● Records supplied
- - -

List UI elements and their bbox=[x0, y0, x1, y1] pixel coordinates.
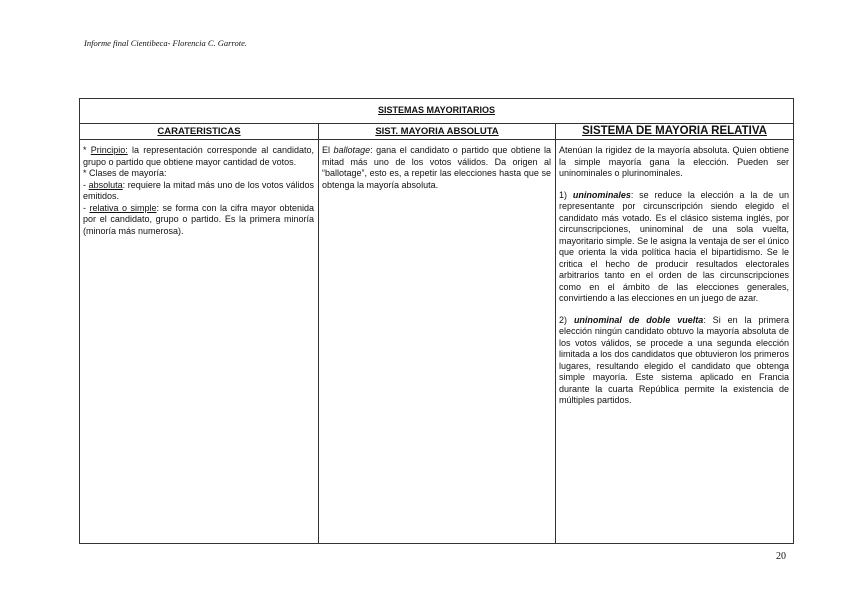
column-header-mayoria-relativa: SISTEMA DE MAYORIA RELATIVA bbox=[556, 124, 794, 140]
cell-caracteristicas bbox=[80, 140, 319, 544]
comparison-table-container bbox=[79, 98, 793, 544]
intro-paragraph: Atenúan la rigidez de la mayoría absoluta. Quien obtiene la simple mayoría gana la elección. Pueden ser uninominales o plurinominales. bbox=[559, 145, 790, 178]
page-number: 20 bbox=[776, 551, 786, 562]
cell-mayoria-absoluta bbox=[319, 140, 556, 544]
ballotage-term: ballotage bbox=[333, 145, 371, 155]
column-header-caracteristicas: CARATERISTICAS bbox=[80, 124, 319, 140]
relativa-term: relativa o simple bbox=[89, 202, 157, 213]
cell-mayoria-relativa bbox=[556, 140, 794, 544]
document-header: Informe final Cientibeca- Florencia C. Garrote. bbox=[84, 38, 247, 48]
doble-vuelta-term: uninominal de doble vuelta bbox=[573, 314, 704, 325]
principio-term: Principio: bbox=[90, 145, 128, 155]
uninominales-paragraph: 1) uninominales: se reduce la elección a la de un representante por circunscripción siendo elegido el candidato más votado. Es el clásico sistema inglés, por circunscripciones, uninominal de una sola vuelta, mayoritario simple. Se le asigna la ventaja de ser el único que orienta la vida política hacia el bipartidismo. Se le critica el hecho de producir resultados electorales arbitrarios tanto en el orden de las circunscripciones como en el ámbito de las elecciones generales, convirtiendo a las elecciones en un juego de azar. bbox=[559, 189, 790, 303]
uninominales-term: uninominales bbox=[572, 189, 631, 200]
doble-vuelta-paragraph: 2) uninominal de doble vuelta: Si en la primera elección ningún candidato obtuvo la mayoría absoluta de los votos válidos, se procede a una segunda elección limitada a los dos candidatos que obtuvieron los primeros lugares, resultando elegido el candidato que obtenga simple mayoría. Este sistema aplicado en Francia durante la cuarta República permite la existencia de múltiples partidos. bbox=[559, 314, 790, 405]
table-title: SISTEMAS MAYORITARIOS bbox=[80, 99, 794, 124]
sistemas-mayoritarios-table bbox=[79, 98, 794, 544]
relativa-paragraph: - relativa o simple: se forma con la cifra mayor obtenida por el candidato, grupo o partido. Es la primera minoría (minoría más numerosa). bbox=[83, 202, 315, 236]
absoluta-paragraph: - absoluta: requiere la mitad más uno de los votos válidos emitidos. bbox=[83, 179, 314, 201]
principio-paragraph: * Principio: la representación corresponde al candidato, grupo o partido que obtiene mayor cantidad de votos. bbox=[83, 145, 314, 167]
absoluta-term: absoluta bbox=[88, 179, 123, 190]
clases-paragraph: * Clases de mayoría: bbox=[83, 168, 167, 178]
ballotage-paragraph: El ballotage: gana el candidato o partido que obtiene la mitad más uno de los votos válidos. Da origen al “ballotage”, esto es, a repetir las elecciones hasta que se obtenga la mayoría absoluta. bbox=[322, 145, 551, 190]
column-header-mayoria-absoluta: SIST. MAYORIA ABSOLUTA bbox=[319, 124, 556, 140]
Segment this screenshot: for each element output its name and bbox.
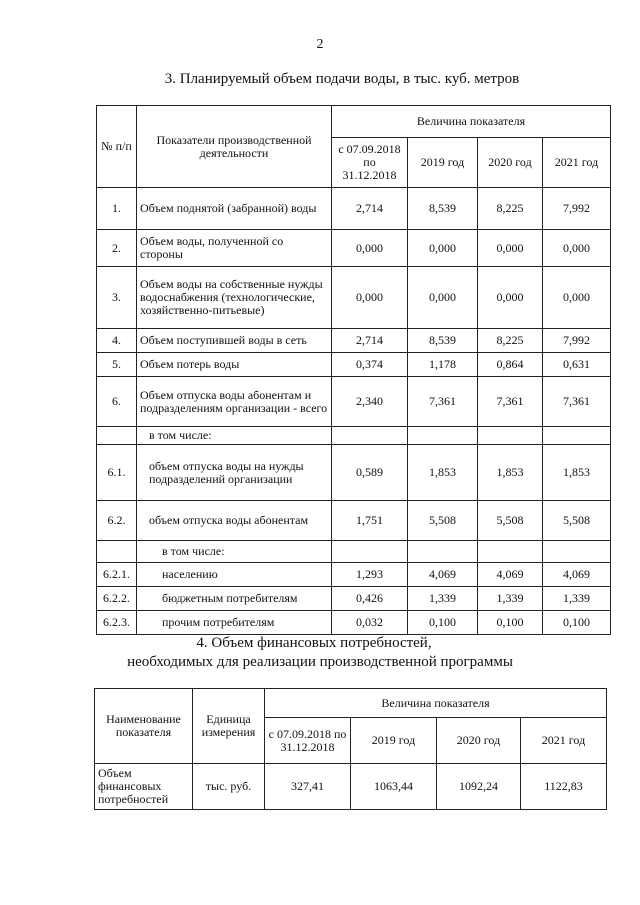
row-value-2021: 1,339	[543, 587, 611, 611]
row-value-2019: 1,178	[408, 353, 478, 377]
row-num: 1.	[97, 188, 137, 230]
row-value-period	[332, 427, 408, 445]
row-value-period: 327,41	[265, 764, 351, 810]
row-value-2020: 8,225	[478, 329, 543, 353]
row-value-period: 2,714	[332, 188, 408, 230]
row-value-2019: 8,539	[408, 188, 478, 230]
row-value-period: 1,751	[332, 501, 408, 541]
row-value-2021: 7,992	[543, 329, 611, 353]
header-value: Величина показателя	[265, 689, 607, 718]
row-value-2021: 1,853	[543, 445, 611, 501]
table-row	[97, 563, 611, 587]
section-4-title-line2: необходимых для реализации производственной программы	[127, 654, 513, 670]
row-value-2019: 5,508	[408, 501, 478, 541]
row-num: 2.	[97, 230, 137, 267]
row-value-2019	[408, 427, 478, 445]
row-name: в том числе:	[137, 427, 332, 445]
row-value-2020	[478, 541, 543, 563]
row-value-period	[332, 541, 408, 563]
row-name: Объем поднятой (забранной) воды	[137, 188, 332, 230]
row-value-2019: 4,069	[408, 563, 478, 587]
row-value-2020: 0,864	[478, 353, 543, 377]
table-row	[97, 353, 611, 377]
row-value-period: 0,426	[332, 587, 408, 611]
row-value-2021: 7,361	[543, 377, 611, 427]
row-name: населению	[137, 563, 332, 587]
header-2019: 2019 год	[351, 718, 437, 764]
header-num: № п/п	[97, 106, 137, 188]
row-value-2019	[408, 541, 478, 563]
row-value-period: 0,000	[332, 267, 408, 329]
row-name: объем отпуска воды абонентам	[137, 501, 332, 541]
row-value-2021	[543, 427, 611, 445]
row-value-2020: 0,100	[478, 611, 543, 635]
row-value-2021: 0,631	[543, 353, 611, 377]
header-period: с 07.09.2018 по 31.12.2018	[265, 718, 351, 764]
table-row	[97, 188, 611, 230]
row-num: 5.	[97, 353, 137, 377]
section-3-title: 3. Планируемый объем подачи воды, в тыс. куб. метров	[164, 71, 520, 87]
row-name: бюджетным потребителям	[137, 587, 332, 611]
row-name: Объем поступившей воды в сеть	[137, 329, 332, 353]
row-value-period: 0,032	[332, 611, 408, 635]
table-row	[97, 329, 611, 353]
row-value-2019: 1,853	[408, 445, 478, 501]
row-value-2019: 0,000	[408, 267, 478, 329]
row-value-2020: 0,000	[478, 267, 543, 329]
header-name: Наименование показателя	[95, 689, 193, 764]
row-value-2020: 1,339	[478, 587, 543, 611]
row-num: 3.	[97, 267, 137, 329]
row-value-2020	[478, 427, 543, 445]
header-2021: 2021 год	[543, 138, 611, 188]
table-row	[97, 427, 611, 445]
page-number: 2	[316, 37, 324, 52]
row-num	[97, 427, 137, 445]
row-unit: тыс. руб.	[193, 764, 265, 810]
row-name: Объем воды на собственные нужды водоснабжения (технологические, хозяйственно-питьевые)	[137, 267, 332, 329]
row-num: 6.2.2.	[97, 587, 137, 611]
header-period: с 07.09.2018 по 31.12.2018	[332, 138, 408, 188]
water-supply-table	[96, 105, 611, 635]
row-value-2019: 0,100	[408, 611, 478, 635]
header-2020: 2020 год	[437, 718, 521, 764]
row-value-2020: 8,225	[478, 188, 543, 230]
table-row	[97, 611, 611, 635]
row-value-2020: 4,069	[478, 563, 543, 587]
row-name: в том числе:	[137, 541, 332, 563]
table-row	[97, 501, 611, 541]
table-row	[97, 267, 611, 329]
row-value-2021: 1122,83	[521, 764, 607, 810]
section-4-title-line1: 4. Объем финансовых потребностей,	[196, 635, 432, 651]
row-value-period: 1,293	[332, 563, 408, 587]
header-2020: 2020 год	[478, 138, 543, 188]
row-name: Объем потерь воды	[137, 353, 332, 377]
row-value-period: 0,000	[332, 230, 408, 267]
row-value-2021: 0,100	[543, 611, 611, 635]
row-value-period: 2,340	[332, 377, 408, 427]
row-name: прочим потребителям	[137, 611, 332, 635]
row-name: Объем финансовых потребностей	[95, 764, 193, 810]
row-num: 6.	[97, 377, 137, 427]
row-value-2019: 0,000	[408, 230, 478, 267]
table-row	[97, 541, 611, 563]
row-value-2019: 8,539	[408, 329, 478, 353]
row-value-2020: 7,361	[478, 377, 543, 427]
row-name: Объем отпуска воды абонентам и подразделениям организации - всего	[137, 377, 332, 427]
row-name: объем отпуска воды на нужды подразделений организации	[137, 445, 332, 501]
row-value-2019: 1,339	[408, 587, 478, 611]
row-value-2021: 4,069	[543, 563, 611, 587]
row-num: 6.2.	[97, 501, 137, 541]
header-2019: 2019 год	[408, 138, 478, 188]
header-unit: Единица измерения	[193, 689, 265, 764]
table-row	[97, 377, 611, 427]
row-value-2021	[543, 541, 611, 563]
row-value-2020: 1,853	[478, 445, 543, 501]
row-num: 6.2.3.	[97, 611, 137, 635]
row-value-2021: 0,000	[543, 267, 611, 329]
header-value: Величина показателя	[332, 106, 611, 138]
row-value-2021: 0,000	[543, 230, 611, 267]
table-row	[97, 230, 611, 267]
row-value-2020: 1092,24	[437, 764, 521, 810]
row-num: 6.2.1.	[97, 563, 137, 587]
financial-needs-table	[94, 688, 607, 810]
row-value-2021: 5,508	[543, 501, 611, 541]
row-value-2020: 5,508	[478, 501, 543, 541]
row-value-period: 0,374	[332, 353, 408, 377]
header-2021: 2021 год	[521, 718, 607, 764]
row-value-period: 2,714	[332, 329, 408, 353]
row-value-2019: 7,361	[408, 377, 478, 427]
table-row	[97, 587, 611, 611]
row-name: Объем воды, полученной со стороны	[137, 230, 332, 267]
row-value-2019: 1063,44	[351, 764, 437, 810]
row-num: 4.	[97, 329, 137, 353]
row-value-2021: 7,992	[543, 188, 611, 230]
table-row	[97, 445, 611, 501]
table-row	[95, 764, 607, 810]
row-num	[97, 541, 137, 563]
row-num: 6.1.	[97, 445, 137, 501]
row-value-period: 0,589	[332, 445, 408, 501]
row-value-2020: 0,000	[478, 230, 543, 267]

- - -

● What the task requires
Print the records from the line that contains "column-header-mayoria-relativa: SISTEMA DE" through the line that contains "principio-term: Principio: bbox=[90, 145, 128, 155]", both included, without changing anything.

● Finished answer
column-header-mayoria-relativa: SISTEMA DE MAYORIA RELATIVA bbox=[556, 124, 794, 140]
cell-caracteristicas bbox=[80, 140, 319, 544]
comparison-table-container bbox=[79, 98, 793, 544]
intro-paragraph: Atenúan la rigidez de la mayoría absoluta. Quien obtiene la simple mayoría gana la elección. Pueden ser uninominales o plurinominales. bbox=[559, 145, 790, 178]
page-number: 20 bbox=[776, 551, 786, 562]
cell-mayoria-absoluta bbox=[319, 140, 556, 544]
ballotage-term: ballotage bbox=[333, 145, 371, 155]
column-header-caracteristicas: CARATERISTICAS bbox=[80, 124, 319, 140]
relativa-term: relativa o simple bbox=[89, 202, 157, 213]
cell-mayoria-relativa bbox=[556, 140, 794, 544]
document-header: Informe final Cientibeca- Florencia C. Garrote. bbox=[84, 38, 247, 48]
doble-vuelta-term: uninominal de doble vuelta bbox=[573, 314, 704, 325]
principio-term: Principio: bbox=[90, 145, 128, 155]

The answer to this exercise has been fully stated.